**What is expected**
From the records below, extract all the text exactly and leave the images behind.

**Input**
— Start —

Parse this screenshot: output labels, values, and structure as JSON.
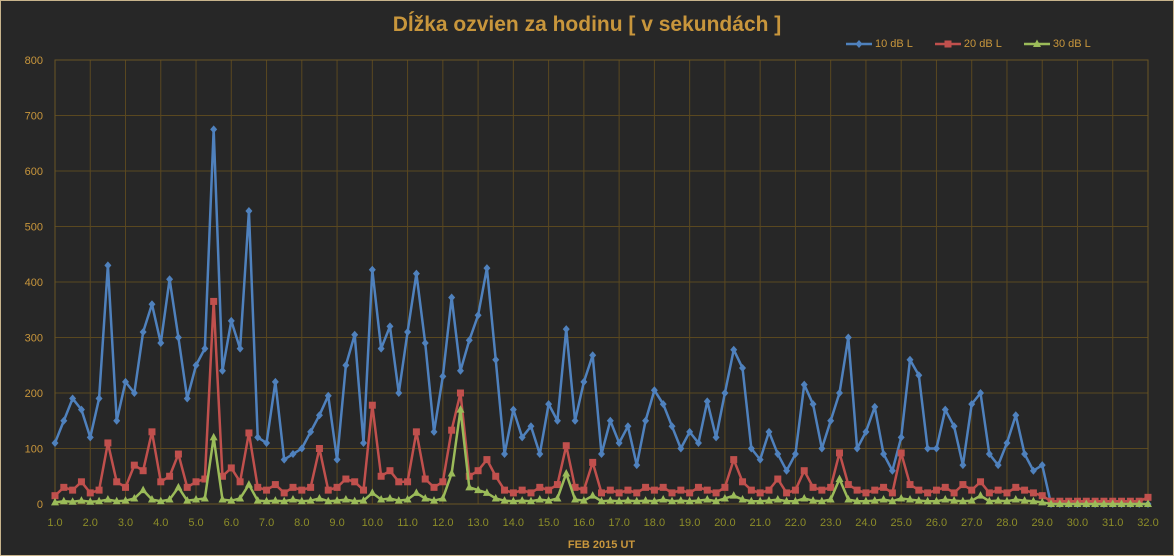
{
  "chart_data": {
    "type": "line",
    "title": "Dĺžka ozvien za hodinu [ v sekundách ]",
    "xlabel": "FEB  2015  UT",
    "ylabel": "",
    "xlim": [
      1,
      32
    ],
    "ylim": [
      0,
      800
    ],
    "x_start": 1.0,
    "x_step": 0.25,
    "grid": true,
    "legend_position": "top-right",
    "xticks": [
      "1.0",
      "2.0",
      "3.0",
      "4.0",
      "5.0",
      "6.0",
      "7.0",
      "8.0",
      "9.0",
      "10.0",
      "11.0",
      "12.0",
      "13.0",
      "14.0",
      "15.0",
      "16.0",
      "17.0",
      "18.0",
      "19.0",
      "20.0",
      "21.0",
      "22.0",
      "23.0",
      "24.0",
      "25.0",
      "26.0",
      "27.0",
      "28.0",
      "29.0",
      "30.0",
      "31.0",
      "32.0"
    ],
    "yticks": [
      "0",
      "100",
      "200",
      "300",
      "400",
      "500",
      "600",
      "700",
      "800"
    ],
    "series": [
      {
        "name": "10 dB L",
        "color": "#4f81bd",
        "marker": "diamond",
        "values": [
          110,
          150,
          190,
          170,
          120,
          190,
          430,
          150,
          220,
          200,
          310,
          360,
          290,
          405,
          300,
          190,
          250,
          280,
          675,
          240,
          330,
          280,
          528,
          120,
          110,
          220,
          80,
          90,
          100,
          130,
          160,
          195,
          80,
          250,
          305,
          110,
          422,
          280,
          320,
          200,
          310,
          415,
          290,
          130,
          230,
          372,
          240,
          295,
          340,
          425,
          260,
          90,
          170,
          120,
          140,
          90,
          180,
          150,
          315,
          150,
          220,
          268,
          90,
          150,
          110,
          140,
          70,
          150,
          205,
          180,
          140,
          100,
          130,
          110,
          185,
          120,
          200,
          278,
          245,
          100,
          80,
          130,
          90,
          60,
          90,
          215,
          180,
          100,
          150,
          200,
          300,
          100,
          130,
          175,
          90,
          60,
          120,
          260,
          232,
          100,
          100,
          170,
          140,
          70,
          180,
          200,
          90,
          70,
          110,
          160,
          90,
          60,
          70,
          0,
          0,
          0,
          0,
          0,
          0,
          0,
          0,
          0,
          0,
          0,
          0
        ]
      },
      {
        "name": "20 dB L",
        "color": "#c0504d",
        "marker": "square",
        "values": [
          15,
          30,
          25,
          40,
          20,
          25,
          110,
          40,
          30,
          70,
          60,
          130,
          40,
          50,
          90,
          30,
          40,
          45,
          365,
          50,
          65,
          40,
          128,
          30,
          25,
          35,
          20,
          30,
          25,
          30,
          100,
          25,
          30,
          45,
          40,
          25,
          178,
          50,
          60,
          40,
          40,
          130,
          45,
          30,
          40,
          133,
          200,
          50,
          60,
          80,
          50,
          25,
          20,
          25,
          20,
          30,
          25,
          35,
          105,
          30,
          25,
          75,
          20,
          25,
          20,
          25,
          20,
          30,
          25,
          30,
          20,
          25,
          20,
          30,
          25,
          20,
          30,
          80,
          40,
          25,
          20,
          25,
          45,
          20,
          25,
          60,
          30,
          25,
          30,
          92,
          35,
          25,
          20,
          25,
          30,
          20,
          92,
          35,
          25,
          20,
          25,
          30,
          20,
          35,
          25,
          40,
          20,
          25,
          20,
          30,
          25,
          20,
          15,
          5,
          5,
          5,
          5,
          5,
          5,
          5,
          5,
          5,
          5,
          5,
          12
        ]
      },
      {
        "name": "30 dB L",
        "color": "#9bbb59",
        "marker": "triangle",
        "values": [
          3,
          5,
          4,
          6,
          4,
          5,
          8,
          5,
          6,
          10,
          25,
          8,
          5,
          8,
          30,
          6,
          8,
          10,
          120,
          8,
          6,
          10,
          35,
          6,
          5,
          6,
          5,
          8,
          5,
          6,
          10,
          5,
          6,
          8,
          5,
          6,
          20,
          8,
          10,
          6,
          8,
          20,
          10,
          6,
          10,
          55,
          170,
          30,
          25,
          20,
          10,
          6,
          5,
          6,
          5,
          8,
          6,
          10,
          55,
          8,
          6,
          15,
          5,
          6,
          5,
          6,
          5,
          6,
          5,
          8,
          5,
          6,
          5,
          6,
          8,
          5,
          10,
          15,
          8,
          5,
          5,
          6,
          8,
          5,
          5,
          10,
          6,
          5,
          8,
          45,
          8,
          5,
          5,
          6,
          8,
          5,
          10,
          8,
          6,
          5,
          5,
          8,
          6,
          5,
          6,
          15,
          5,
          6,
          5,
          8,
          6,
          5,
          3,
          0,
          0,
          0,
          0,
          0,
          0,
          0,
          0,
          0,
          0,
          0,
          0
        ]
      }
    ]
  }
}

— End —

**Exercise output**
Parse this screenshot: output labels, values, and structure as JSON.
{
  "chart_data": {
    "type": "line",
    "title": "Dĺžka ozvien za hodinu [ v sekundách ]",
    "xlabel": "FEB  2015  UT",
    "ylabel": "",
    "xlim": [
      1,
      32
    ],
    "ylim": [
      0,
      800
    ],
    "x_start": 1.0,
    "x_step": 0.25,
    "grid": true,
    "legend_position": "top-right",
    "xticks": [
      "1.0",
      "2.0",
      "3.0",
      "4.0",
      "5.0",
      "6.0",
      "7.0",
      "8.0",
      "9.0",
      "10.0",
      "11.0",
      "12.0",
      "13.0",
      "14.0",
      "15.0",
      "16.0",
      "17.0",
      "18.0",
      "19.0",
      "20.0",
      "21.0",
      "22.0",
      "23.0",
      "24.0",
      "25.0",
      "26.0",
      "27.0",
      "28.0",
      "29.0",
      "30.0",
      "31.0",
      "32.0"
    ],
    "yticks": [
      "0",
      "100",
      "200",
      "300",
      "400",
      "500",
      "600",
      "700",
      "800"
    ],
    "series": [
      {
        "name": "10 dB L",
        "color": "#4f81bd",
        "marker": "diamond",
        "values": [
          110,
          150,
          190,
          170,
          120,
          190,
          430,
          150,
          220,
          200,
          310,
          360,
          290,
          405,
          300,
          190,
          250,
          280,
          675,
          240,
          330,
          280,
          528,
          120,
          110,
          220,
          80,
          90,
          100,
          130,
          160,
          195,
          80,
          250,
          305,
          110,
          422,
          280,
          320,
          200,
          310,
          415,
          290,
          130,
          230,
          372,
          240,
          295,
          340,
          425,
          260,
          90,
          170,
          120,
          140,
          90,
          180,
          150,
          315,
          150,
          220,
          268,
          90,
          150,
          110,
          140,
          70,
          150,
          205,
          180,
          140,
          100,
          130,
          110,
          185,
          120,
          200,
          278,
          245,
          100,
          80,
          130,
          90,
          60,
          90,
          215,
          180,
          100,
          150,
          200,
          300,
          100,
          130,
          175,
          90,
          60,
          120,
          260,
          232,
          100,
          100,
          170,
          140,
          70,
          180,
          200,
          90,
          70,
          110,
          160,
          90,
          60,
          70,
          0,
          0,
          0,
          0,
          0,
          0,
          0,
          0,
          0,
          0,
          0,
          0
        ]
      },
      {
        "name": "20 dB L",
        "color": "#c0504d",
        "marker": "square",
        "values": [
          15,
          30,
          25,
          40,
          20,
          25,
          110,
          40,
          30,
          70,
          60,
          130,
          40,
          50,
          90,
          30,
          40,
          45,
          365,
          50,
          65,
          40,
          128,
          30,
          25,
          35,
          20,
          30,
          25,
          30,
          100,
          25,
          30,
          45,
          40,
          25,
          178,
          50,
          60,
          40,
          40,
          130,
          45,
          30,
          40,
          133,
          200,
          50,
          60,
          80,
          50,
          25,
          20,
          25,
          20,
          30,
          25,
          35,
          105,
          30,
          25,
          75,
          20,
          25,
          20,
          25,
          20,
          30,
          25,
          30,
          20,
          25,
          20,
          30,
          25,
          20,
          30,
          80,
          40,
          25,
          20,
          25,
          45,
          20,
          25,
          60,
          30,
          25,
          30,
          92,
          35,
          25,
          20,
          25,
          30,
          20,
          92,
          35,
          25,
          20,
          25,
          30,
          20,
          35,
          25,
          40,
          20,
          25,
          20,
          30,
          25,
          20,
          15,
          5,
          5,
          5,
          5,
          5,
          5,
          5,
          5,
          5,
          5,
          5,
          12
        ]
      },
      {
        "name": "30 dB L",
        "color": "#9bbb59",
        "marker": "triangle",
        "values": [
          3,
          5,
          4,
          6,
          4,
          5,
          8,
          5,
          6,
          10,
          25,
          8,
          5,
          8,
          30,
          6,
          8,
          10,
          120,
          8,
          6,
          10,
          35,
          6,
          5,
          6,
          5,
          8,
          5,
          6,
          10,
          5,
          6,
          8,
          5,
          6,
          20,
          8,
          10,
          6,
          8,
          20,
          10,
          6,
          10,
          55,
          170,
          30,
          25,
          20,
          10,
          6,
          5,
          6,
          5,
          8,
          6,
          10,
          55,
          8,
          6,
          15,
          5,
          6,
          5,
          6,
          5,
          6,
          5,
          8,
          5,
          6,
          5,
          6,
          8,
          5,
          10,
          15,
          8,
          5,
          5,
          6,
          8,
          5,
          5,
          10,
          6,
          5,
          8,
          45,
          8,
          5,
          5,
          6,
          8,
          5,
          10,
          8,
          6,
          5,
          5,
          8,
          6,
          5,
          6,
          15,
          5,
          6,
          5,
          8,
          6,
          5,
          3,
          0,
          0,
          0,
          0,
          0,
          0,
          0,
          0,
          0,
          0,
          0,
          0
        ]
      }
    ]
  }
}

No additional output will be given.